--- Records ---

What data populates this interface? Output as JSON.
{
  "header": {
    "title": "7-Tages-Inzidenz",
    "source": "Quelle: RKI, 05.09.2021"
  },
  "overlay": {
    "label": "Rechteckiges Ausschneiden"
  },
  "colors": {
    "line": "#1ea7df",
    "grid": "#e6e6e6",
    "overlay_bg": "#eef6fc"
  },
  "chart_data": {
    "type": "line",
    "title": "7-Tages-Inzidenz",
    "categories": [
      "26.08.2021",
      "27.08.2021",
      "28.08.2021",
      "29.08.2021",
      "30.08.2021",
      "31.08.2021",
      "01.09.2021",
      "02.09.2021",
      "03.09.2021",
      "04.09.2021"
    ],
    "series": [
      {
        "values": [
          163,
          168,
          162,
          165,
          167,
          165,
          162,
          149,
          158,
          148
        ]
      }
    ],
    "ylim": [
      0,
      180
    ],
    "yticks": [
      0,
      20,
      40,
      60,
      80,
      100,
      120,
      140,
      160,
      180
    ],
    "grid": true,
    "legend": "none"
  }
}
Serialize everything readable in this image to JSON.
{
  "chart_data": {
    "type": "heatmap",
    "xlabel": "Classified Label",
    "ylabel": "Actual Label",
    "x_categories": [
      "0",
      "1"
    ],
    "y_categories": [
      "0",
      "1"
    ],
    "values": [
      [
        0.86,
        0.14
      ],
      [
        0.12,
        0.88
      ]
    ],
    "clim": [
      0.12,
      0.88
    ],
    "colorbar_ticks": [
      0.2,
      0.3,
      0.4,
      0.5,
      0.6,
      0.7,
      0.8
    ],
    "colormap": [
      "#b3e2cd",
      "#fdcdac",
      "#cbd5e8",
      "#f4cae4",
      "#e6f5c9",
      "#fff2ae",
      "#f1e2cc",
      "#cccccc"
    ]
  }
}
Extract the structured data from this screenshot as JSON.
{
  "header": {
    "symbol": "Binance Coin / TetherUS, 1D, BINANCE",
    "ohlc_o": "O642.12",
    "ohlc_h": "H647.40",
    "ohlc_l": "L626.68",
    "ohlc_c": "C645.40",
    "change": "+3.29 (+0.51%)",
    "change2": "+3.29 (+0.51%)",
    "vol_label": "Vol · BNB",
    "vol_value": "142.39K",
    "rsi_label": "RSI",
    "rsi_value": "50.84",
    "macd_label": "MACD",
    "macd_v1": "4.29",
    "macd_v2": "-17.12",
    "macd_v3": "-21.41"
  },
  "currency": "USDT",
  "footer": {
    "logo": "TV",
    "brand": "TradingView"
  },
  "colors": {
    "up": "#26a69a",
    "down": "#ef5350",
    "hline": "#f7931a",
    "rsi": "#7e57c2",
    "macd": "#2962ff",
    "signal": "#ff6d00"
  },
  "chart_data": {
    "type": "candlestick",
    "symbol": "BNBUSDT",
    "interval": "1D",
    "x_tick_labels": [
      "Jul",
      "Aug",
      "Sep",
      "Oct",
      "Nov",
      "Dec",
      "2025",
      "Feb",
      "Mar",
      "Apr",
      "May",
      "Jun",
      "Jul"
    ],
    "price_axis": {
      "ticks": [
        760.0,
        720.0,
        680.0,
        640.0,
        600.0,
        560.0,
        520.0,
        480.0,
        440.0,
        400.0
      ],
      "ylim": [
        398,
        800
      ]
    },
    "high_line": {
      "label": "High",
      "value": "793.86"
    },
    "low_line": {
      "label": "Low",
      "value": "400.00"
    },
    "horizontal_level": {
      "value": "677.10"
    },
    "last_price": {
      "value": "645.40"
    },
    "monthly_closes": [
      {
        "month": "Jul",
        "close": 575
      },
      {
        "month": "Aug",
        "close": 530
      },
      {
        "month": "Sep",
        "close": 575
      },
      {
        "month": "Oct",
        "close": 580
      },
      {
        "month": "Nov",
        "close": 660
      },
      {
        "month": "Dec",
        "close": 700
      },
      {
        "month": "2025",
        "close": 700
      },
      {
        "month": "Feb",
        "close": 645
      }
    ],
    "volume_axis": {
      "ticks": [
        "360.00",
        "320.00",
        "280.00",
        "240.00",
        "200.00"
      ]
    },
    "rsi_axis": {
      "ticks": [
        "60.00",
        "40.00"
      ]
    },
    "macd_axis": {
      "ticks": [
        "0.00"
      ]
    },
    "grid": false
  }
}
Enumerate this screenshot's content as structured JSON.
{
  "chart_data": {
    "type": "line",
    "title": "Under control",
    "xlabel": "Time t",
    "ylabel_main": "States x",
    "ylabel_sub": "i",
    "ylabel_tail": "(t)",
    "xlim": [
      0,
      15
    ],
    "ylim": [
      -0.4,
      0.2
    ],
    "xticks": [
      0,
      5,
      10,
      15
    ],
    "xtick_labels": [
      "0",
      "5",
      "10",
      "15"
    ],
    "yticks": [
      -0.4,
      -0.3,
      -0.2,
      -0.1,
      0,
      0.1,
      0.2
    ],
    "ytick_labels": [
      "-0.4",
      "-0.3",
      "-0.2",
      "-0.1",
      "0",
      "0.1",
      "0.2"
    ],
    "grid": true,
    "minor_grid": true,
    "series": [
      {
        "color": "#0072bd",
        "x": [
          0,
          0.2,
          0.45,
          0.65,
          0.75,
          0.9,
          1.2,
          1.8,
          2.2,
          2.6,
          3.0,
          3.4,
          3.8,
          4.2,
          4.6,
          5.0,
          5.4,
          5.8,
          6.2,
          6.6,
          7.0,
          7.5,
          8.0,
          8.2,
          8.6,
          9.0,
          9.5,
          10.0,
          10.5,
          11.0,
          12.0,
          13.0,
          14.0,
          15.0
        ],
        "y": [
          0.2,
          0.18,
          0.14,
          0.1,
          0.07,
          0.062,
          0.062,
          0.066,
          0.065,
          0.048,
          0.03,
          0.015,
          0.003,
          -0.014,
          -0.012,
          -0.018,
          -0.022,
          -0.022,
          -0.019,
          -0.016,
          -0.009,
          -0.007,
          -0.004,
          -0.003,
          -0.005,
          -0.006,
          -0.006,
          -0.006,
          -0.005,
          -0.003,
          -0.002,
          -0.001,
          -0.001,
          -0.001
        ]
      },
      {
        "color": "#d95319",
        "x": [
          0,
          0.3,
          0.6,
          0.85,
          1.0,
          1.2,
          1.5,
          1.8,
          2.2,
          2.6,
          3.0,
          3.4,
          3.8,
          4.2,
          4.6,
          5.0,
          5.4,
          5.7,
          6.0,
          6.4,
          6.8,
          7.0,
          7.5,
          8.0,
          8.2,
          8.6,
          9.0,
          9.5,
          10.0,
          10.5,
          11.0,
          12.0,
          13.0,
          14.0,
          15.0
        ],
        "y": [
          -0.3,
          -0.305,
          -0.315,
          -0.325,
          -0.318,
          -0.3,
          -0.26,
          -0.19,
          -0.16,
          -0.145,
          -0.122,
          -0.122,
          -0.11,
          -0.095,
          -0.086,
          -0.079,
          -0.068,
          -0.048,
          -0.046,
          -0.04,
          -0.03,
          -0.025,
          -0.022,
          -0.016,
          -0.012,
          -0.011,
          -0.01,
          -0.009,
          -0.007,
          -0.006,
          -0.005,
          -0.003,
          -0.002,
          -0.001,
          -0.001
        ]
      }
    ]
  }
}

---

Work required :: Search the data for "this" and list every line in which it occurs.

Complete output ::
What data populates this interface? Output as JSON.
Serialize everything readable in this image to JSON.
Extract the structured data from this screenshot as JSON.
Enumerate this screenshot's content as structured JSON.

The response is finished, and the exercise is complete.